→ **Instructions to follow**
Find the lines holding "AppData" and copy them.

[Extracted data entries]
********************
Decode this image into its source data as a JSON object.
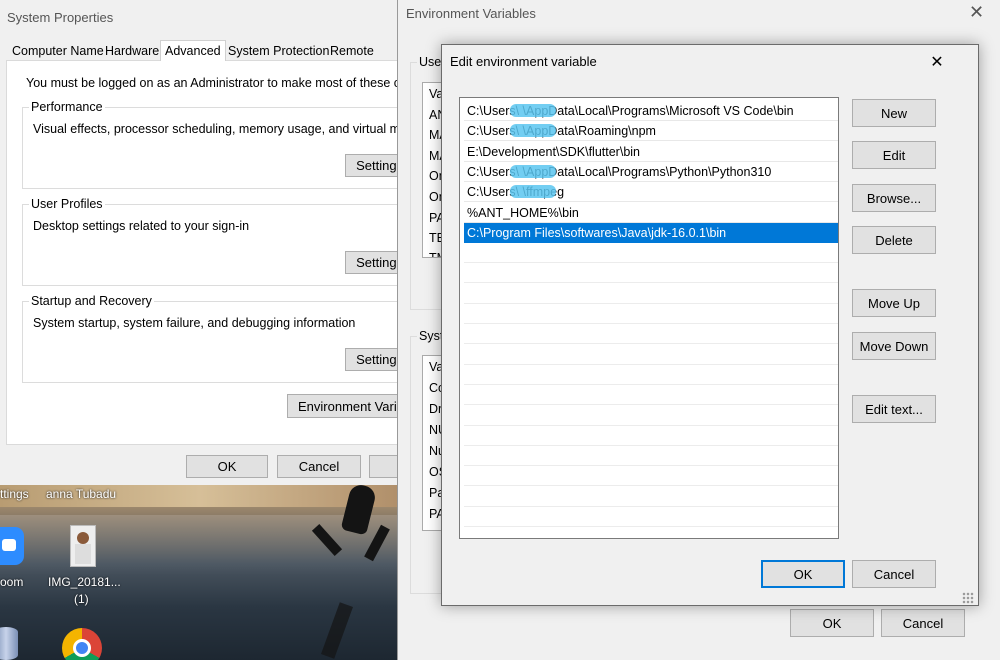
{
  "system_properties": {
    "title": "System Properties",
    "tabs": [
      "Computer Name",
      "Hardware",
      "Advanced",
      "System Protection",
      "Remote"
    ],
    "admin_notice": "You must be logged on as an Administrator to make most of these changes.",
    "performance": {
      "title": "Performance",
      "description": "Visual effects, processor scheduling, memory usage, and virtual memory",
      "settings_label": "Settings..."
    },
    "user_profiles": {
      "title": "User Profiles",
      "description": "Desktop settings related to your sign-in",
      "settings_label": "Settings..."
    },
    "startup_recovery": {
      "title": "Startup and Recovery",
      "description": "System startup, system failure, and debugging information",
      "settings_label": "Settings..."
    },
    "env_vars_label": "Environment Variables...",
    "ok_label": "OK",
    "cancel_label": "Cancel"
  },
  "desktop": {
    "icon_labels": [
      "ttings",
      "anna Tubadu",
      "oom",
      "IMG_20181...",
      "(1)"
    ]
  },
  "environment_variables": {
    "title": "Environment Variables",
    "user_section_label": "User",
    "user_stub_lines": [
      "Va",
      "AN",
      "MA",
      "MA",
      "On",
      "On",
      "PA",
      "TE",
      "TM"
    ],
    "system_section_label": "Syste",
    "system_stub_lines": [
      "Va",
      "Co",
      "Dr",
      "NU",
      "Nu",
      "OS",
      "Pa",
      "PA"
    ],
    "ok_label": "OK",
    "cancel_label": "Cancel"
  },
  "edit_dialog": {
    "title": "Edit environment variable",
    "paths": [
      "C:\\Users\\      \\AppData\\Local\\Programs\\Microsoft VS Code\\bin",
      "C:\\Users\\      \\AppData\\Roaming\\npm",
      "E:\\Development\\SDK\\flutter\\bin",
      "C:\\Users\\      \\AppData\\Local\\Programs\\Python\\Python310",
      "C:\\Users\\      \\ffmpeg",
      "%ANT_HOME%\\bin",
      "C:\\Program Files\\softwares\\Java\\jdk-16.0.1\\bin"
    ],
    "selected_index": 6,
    "buttons": {
      "new": "New",
      "edit": "Edit",
      "browse": "Browse...",
      "delete": "Delete",
      "move_up": "Move Up",
      "move_down": "Move Down",
      "edit_text": "Edit text..."
    },
    "ok_label": "OK",
    "cancel_label": "Cancel"
  },
  "colors": {
    "selection": "#0078d7",
    "redaction": "#5bc6f0"
  }
}
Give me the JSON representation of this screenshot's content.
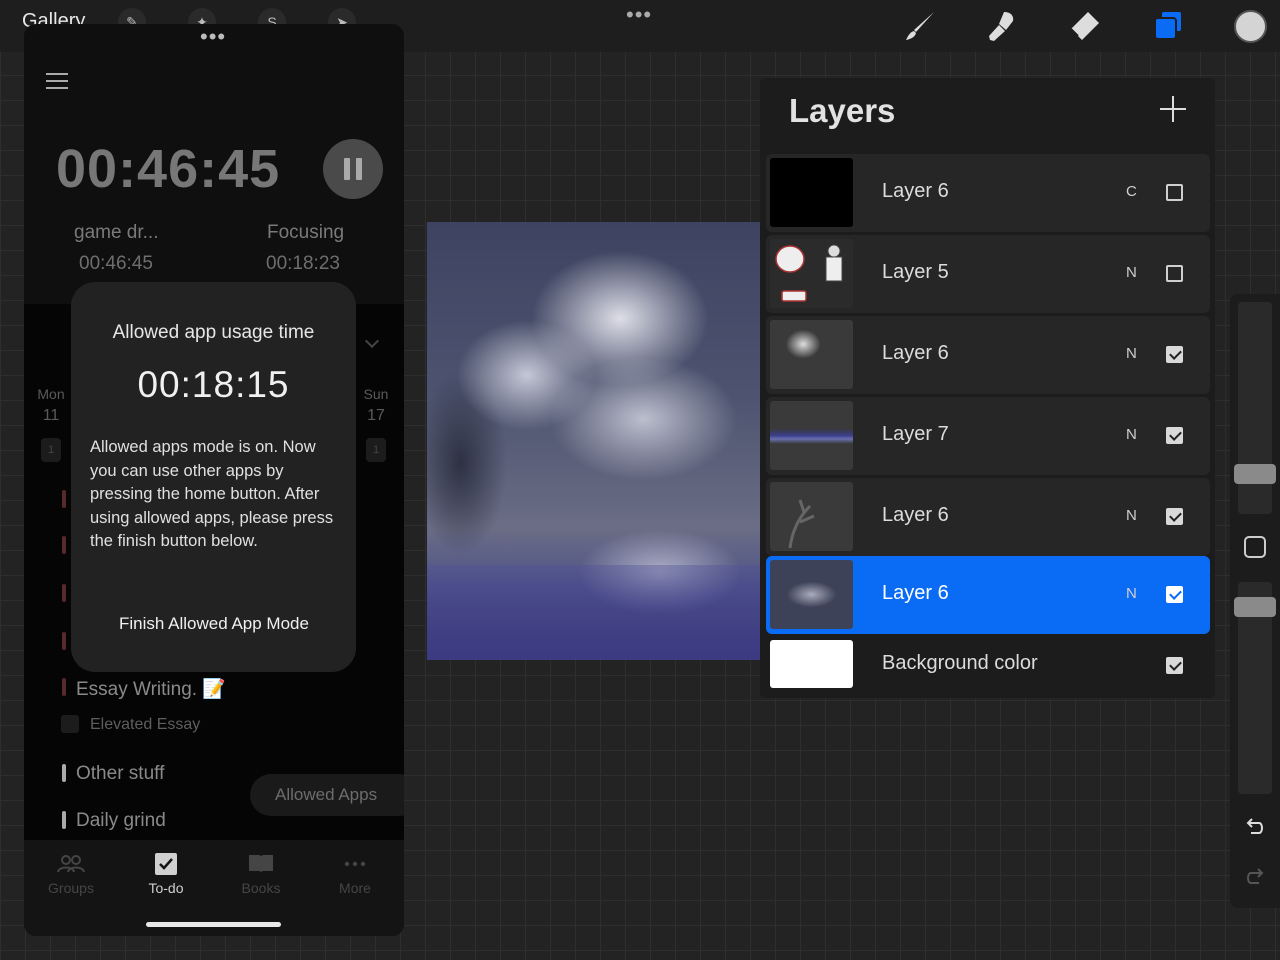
********************
→ **Task output**
      "C:\\Users\\      \\AppData\\Local\\Programs\\Microsoft VS Code\\bin",
      "C:\\Users\\      \\AppData\\Roaming\\npm",
      "C:\\Users\\      \\AppData\\Local\\Programs\\Python\\Python310",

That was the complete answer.